• Excerpt to read
==================================================
Assigning a strong name key
Published 31 December 2012
Signing your assembly with a strong name key protects the assembly's name, and prevents modification of the assembly.
To use strong name key signing, in the Project Settings window, go to Strong Name Signing or click the icon in the toolbar.
When strong name signing is enabled and set correctly, the colored bar under the toolbar icon and to the left of the feature options are green. If it is disabled, the bars are orange. If the bars are red, there is a problem with the settings and you should check them.
You can't use strong name key signing if you need to modify the assembly with another tool after SmartAssembly.
Assigning a strong name key to your assembly
To assign a strong name key, select I want to sign my assembly with a strong name. You can choose whether to create a new key or browse for an existing key.
It is recommended that you sign the assembly with the same strong name key in both SmartAssembly and Visual Studio. You must use the same strong name key if you are protecting a WPF assembly or if you want to be able to change dependent DLLs later.
Adding tamper protection
In SmartAssembly Professional and Developer editions, you can enable additional integrity checks to provide enhanced protection. To do this, select I want to add tamper protection. Enabling tamper protection makes your assembly slightly slower to load. We highly recommend that you also enable strings encoding if you enable tamper protection; see Encoding strings.
You can't use tamper protection with assemblies using any version of Windows Phone 7.x XNA, Xbox XNA.
Troubleshooting strong name key signing
If you have a non-signed dependency (a dependency without a strong name) and the main assembly is signed, the CLR may refuse to load the dependency. This is done for security reasons. For this reason:
- if you wrote the DLL, you need to sign it too.
- if it is a third-party DLL, you need to request a signed version of the DLL.
==================================================
• The task
Copy the portion of the strong name signing text exactly, beginning at the words "You can't use tamper" and stopping after the words "of the DLL.".
==================================================
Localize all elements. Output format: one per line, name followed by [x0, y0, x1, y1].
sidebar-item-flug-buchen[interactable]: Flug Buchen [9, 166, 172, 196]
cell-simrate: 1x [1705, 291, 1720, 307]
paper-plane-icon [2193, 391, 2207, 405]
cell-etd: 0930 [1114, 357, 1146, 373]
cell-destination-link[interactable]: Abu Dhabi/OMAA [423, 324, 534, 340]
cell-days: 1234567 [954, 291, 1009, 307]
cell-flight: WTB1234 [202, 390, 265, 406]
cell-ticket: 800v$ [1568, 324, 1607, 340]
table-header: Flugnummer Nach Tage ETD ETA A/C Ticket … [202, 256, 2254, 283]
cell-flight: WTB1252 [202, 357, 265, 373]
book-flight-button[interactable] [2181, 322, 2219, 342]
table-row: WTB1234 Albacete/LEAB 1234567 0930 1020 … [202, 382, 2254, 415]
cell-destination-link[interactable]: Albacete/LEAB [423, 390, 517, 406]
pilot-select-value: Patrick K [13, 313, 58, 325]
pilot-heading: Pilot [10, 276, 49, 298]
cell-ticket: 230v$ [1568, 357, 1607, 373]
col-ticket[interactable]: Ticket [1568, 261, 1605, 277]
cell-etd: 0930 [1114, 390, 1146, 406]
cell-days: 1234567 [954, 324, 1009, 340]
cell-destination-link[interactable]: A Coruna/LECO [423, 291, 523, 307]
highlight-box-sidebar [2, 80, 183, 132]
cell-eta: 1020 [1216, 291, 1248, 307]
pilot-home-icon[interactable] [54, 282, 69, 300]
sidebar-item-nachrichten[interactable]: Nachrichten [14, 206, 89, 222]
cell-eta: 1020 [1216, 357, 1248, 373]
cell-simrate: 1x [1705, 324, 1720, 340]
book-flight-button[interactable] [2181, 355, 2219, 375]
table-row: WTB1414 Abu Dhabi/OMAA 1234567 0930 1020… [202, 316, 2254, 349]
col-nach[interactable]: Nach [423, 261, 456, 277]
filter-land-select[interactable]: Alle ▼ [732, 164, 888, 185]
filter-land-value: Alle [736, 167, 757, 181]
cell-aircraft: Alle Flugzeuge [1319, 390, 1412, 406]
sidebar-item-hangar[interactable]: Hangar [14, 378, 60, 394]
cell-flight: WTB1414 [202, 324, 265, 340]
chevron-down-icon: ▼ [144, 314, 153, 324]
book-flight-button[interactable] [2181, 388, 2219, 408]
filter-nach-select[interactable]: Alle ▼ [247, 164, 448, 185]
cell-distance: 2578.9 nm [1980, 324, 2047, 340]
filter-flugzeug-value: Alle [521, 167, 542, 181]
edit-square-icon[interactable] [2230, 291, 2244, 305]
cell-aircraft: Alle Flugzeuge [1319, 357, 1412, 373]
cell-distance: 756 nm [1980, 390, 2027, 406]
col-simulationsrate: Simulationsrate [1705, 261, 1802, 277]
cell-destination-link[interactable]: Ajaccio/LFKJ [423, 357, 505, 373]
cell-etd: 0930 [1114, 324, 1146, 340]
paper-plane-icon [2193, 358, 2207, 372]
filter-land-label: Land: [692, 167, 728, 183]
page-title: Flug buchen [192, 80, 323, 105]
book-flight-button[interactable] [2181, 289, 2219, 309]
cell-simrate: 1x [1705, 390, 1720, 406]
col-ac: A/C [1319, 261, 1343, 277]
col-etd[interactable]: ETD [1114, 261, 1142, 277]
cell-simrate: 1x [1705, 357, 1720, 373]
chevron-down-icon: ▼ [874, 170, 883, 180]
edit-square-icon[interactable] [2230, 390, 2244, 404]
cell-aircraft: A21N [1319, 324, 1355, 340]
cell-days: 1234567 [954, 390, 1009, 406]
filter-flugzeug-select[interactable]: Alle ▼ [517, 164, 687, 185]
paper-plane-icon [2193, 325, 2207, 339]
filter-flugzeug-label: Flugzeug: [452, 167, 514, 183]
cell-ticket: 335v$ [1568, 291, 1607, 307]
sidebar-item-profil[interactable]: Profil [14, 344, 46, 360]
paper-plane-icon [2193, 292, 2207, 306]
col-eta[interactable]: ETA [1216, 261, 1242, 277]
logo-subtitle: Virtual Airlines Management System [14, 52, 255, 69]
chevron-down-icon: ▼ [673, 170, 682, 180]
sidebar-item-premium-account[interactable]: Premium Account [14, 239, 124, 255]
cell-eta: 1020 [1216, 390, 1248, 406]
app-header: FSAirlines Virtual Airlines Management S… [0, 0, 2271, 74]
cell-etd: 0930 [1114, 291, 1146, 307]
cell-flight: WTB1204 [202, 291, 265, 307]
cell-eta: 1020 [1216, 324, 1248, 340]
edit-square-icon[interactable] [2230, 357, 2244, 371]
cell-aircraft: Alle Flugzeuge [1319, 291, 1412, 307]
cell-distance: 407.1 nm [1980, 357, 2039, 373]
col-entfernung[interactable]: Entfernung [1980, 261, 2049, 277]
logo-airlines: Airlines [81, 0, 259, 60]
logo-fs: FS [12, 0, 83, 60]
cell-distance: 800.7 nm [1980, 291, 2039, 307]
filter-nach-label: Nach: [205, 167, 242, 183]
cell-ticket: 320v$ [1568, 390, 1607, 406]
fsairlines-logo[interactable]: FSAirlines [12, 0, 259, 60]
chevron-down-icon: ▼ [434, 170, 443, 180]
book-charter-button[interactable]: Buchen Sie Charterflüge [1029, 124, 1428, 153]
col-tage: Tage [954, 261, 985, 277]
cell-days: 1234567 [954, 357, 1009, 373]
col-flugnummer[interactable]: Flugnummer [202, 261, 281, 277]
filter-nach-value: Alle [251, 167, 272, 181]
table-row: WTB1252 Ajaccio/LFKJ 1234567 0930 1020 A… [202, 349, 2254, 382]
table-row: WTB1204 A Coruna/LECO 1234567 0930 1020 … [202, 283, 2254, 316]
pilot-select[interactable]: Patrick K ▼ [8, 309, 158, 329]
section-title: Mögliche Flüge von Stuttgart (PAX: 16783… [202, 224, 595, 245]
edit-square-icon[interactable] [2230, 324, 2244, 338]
==================================================
• Written answer
You can't use tamper protection with assemblies using any version of Windows Phone 7.x XNA, Xbox XNA.
Troubleshooting strong name key signing
If you have a non-signed dependency (a dependency without a strong name) and the main assembly is signed, the CLR may refuse to load the dependency. This is done for security reasons. For this reason:
- if you wrote the DLL, you need to sign it too.
- if it is a third-party DLL, you need to request a signed version of the DLL.